» SET TASK:
In the records below, find each line containing the word "trąby" and copy it.

» SUPPLIED DATA:
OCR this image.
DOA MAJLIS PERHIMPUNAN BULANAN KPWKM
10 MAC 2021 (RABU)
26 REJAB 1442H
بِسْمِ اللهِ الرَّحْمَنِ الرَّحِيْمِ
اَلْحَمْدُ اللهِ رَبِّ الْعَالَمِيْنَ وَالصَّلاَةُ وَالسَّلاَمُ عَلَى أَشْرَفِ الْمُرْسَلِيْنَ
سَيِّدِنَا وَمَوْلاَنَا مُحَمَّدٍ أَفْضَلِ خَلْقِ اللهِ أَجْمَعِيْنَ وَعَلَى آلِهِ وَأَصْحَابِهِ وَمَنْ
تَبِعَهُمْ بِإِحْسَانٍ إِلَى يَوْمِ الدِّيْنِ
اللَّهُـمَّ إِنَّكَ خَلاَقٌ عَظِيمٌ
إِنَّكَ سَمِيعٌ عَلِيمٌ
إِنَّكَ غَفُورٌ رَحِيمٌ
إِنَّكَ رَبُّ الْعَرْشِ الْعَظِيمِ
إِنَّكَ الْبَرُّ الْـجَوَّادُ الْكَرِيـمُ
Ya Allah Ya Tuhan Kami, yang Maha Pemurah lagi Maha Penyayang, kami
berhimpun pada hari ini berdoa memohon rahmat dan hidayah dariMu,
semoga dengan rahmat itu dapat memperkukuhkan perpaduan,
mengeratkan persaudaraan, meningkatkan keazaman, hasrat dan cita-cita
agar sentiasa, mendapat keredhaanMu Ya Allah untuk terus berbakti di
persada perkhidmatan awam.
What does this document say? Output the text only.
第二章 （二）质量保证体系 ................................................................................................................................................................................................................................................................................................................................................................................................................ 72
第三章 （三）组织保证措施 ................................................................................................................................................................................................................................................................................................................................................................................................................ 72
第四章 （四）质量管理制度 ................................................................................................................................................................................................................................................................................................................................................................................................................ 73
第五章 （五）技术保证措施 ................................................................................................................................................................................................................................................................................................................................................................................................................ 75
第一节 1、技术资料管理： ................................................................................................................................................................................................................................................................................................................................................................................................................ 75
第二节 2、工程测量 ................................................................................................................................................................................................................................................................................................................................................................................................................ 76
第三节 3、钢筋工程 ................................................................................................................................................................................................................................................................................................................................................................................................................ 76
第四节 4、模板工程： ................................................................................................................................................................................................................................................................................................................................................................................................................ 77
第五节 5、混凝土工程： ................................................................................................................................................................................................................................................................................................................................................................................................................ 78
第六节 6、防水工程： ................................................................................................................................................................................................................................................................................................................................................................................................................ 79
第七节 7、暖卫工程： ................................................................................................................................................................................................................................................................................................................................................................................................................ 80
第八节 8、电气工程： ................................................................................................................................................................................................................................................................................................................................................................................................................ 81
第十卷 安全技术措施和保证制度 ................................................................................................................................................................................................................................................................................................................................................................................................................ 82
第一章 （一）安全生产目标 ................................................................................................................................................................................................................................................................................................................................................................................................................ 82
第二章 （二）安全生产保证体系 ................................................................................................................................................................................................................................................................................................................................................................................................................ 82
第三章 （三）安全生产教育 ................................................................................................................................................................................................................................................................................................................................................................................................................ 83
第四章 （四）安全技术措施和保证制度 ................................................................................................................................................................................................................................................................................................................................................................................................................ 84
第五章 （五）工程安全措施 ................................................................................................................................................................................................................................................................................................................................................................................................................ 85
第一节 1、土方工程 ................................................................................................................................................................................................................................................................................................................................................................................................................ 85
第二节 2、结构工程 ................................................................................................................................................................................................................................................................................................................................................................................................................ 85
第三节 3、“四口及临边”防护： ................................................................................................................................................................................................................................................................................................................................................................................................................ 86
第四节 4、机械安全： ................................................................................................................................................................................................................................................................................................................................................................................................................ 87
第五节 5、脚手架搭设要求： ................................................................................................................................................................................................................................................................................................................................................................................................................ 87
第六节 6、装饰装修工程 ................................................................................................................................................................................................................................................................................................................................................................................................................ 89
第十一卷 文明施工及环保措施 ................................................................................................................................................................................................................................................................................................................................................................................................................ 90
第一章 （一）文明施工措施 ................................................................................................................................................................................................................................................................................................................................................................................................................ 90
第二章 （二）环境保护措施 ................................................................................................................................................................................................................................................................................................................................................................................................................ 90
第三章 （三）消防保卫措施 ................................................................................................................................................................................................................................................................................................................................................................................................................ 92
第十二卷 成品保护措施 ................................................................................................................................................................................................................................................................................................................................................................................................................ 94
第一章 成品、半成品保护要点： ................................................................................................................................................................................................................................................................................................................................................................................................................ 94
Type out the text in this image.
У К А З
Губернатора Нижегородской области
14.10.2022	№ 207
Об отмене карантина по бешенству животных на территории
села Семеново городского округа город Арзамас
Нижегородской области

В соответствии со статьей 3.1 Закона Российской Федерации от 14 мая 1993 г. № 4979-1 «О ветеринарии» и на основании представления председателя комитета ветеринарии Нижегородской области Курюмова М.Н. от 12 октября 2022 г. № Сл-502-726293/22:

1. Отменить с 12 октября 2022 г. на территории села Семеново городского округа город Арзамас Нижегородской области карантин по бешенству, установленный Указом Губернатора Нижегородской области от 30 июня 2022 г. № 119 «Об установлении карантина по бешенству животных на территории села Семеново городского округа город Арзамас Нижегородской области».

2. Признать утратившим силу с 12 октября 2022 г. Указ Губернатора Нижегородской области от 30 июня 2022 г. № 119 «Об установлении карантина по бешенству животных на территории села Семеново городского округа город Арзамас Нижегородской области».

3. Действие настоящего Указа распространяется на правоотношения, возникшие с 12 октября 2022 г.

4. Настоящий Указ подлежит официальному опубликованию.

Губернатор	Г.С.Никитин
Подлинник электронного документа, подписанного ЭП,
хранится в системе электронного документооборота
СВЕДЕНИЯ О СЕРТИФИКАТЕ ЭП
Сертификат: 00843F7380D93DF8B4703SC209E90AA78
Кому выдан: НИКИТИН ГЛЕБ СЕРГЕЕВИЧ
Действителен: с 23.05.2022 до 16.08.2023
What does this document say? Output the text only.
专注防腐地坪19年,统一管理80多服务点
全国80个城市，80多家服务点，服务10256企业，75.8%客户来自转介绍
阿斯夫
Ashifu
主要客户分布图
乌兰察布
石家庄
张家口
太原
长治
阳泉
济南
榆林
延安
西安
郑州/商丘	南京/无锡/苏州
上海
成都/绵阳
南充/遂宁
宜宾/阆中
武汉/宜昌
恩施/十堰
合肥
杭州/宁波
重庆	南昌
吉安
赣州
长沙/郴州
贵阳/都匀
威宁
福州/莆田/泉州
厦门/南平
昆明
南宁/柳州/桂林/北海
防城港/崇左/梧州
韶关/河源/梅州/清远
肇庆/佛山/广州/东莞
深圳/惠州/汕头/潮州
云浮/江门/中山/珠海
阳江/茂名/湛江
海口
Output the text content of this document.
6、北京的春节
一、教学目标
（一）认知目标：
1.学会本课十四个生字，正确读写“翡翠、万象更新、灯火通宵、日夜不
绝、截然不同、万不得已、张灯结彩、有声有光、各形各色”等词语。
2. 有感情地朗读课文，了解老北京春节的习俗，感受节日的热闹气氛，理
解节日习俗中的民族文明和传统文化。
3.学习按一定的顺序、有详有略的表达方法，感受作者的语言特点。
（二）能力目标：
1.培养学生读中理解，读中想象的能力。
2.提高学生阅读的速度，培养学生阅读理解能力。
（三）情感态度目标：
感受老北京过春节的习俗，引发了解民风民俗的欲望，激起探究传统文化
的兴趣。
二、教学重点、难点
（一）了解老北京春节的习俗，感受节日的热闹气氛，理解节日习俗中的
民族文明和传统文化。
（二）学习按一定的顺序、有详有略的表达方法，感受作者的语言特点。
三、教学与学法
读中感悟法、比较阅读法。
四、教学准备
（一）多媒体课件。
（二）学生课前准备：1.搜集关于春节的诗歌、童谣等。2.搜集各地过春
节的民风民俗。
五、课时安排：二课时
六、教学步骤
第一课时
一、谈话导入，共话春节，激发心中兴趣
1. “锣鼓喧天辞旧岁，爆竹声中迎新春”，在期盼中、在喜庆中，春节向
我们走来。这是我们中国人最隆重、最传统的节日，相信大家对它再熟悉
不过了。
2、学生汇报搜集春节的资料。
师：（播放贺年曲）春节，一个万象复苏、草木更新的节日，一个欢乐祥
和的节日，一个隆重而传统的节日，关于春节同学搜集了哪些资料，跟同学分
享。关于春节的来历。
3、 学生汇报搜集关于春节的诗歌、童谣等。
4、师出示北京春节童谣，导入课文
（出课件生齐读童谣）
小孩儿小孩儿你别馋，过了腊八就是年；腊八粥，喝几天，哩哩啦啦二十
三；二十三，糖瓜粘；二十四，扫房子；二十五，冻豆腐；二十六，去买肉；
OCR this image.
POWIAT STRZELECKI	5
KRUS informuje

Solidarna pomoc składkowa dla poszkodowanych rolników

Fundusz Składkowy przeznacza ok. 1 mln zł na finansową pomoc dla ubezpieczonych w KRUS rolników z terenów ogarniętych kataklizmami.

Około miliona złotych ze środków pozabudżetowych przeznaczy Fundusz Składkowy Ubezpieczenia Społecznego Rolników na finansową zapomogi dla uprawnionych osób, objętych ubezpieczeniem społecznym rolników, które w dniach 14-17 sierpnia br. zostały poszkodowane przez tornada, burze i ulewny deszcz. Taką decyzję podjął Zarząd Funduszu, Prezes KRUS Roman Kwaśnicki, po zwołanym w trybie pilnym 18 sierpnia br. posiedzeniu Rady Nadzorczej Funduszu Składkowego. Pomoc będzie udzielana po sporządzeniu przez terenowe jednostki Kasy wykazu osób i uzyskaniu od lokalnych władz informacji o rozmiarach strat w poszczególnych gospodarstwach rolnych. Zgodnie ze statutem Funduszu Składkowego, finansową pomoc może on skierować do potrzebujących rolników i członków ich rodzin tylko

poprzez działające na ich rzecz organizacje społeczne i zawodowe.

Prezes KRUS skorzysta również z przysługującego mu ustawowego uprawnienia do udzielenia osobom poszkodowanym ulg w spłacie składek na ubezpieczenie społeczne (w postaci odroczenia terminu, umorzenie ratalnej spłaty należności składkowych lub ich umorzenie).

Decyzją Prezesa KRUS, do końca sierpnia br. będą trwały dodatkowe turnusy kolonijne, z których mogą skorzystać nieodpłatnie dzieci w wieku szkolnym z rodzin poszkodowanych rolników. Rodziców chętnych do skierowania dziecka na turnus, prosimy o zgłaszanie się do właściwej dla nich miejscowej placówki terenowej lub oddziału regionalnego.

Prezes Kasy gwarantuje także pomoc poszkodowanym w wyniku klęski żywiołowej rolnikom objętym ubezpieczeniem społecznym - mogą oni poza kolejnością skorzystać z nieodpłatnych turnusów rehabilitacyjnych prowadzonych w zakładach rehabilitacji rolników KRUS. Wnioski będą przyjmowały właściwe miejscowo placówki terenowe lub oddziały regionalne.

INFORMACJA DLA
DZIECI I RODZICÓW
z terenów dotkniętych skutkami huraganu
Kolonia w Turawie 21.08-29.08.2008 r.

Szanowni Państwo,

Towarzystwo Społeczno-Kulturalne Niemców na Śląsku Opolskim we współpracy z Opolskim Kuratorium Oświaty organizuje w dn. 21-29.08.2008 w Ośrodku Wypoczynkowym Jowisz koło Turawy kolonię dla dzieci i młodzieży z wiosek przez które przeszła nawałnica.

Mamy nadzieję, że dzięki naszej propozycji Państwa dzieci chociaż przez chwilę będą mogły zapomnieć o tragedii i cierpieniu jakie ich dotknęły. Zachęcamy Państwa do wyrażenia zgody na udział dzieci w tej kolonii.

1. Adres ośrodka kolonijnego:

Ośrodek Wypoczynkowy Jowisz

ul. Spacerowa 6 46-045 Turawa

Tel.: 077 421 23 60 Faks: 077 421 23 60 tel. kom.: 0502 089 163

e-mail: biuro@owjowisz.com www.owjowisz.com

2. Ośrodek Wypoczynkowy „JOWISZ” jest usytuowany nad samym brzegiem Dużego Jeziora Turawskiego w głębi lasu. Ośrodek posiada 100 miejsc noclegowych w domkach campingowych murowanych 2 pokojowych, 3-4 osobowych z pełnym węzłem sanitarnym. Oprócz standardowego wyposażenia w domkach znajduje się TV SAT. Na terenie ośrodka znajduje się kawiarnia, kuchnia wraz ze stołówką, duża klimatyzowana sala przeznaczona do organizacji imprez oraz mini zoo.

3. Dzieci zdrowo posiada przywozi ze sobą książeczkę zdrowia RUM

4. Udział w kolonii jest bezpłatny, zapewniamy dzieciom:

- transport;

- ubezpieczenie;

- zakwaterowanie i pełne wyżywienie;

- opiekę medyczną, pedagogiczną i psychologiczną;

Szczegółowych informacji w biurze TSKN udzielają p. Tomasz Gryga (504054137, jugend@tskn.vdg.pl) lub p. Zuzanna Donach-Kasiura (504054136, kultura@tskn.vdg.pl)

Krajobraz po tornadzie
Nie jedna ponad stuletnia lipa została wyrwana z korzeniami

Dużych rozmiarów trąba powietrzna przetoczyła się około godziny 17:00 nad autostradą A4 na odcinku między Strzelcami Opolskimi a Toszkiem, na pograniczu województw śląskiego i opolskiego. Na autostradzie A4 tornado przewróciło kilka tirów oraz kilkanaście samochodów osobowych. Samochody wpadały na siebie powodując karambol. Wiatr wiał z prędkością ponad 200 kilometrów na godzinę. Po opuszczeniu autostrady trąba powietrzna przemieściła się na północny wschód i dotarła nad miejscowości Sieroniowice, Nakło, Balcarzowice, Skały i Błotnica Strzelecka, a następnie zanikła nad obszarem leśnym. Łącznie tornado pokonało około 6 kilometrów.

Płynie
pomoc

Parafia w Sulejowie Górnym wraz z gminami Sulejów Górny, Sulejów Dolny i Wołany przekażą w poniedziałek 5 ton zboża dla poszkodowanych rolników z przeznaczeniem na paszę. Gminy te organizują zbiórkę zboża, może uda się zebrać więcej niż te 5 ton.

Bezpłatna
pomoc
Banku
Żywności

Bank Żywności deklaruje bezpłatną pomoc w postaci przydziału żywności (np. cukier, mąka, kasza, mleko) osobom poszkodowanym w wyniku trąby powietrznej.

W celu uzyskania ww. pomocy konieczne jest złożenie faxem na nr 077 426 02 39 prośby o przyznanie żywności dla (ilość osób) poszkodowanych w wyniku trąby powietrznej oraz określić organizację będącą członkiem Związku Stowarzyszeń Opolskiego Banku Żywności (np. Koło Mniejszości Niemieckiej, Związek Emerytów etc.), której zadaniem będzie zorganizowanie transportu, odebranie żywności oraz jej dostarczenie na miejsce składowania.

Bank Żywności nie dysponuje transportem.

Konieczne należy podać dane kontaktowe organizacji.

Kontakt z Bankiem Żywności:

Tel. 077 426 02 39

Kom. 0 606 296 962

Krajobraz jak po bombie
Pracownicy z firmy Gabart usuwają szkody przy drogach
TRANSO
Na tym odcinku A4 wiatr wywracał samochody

» RESPONSE FOR THIS EXERCISE:
Bank Żywności deklaruje bezpłatną pomoc w postaci przydziału żywności (np. cukier, mąka, kasza, mleko) osobom poszkodowanym w wyniku trąby powietrznej.
W celu uzyskania ww. pomocy konieczne jest złożenie faxem na nr 077 426 02 39 prośby o przyznanie żywności dla (ilość osób) poszkodowanych w wyniku trąby powietrznej oraz określić organizację będącą członkiem Związku Stowarzyszeń Opolskiego Banku Żywności (np. Koło Mniejszości Niemieckiej, Związek Emerytów etc.), której zadaniem będzie zorganizowanie transportu, odebranie żywności oraz jej dostarczenie na miejsce składowania.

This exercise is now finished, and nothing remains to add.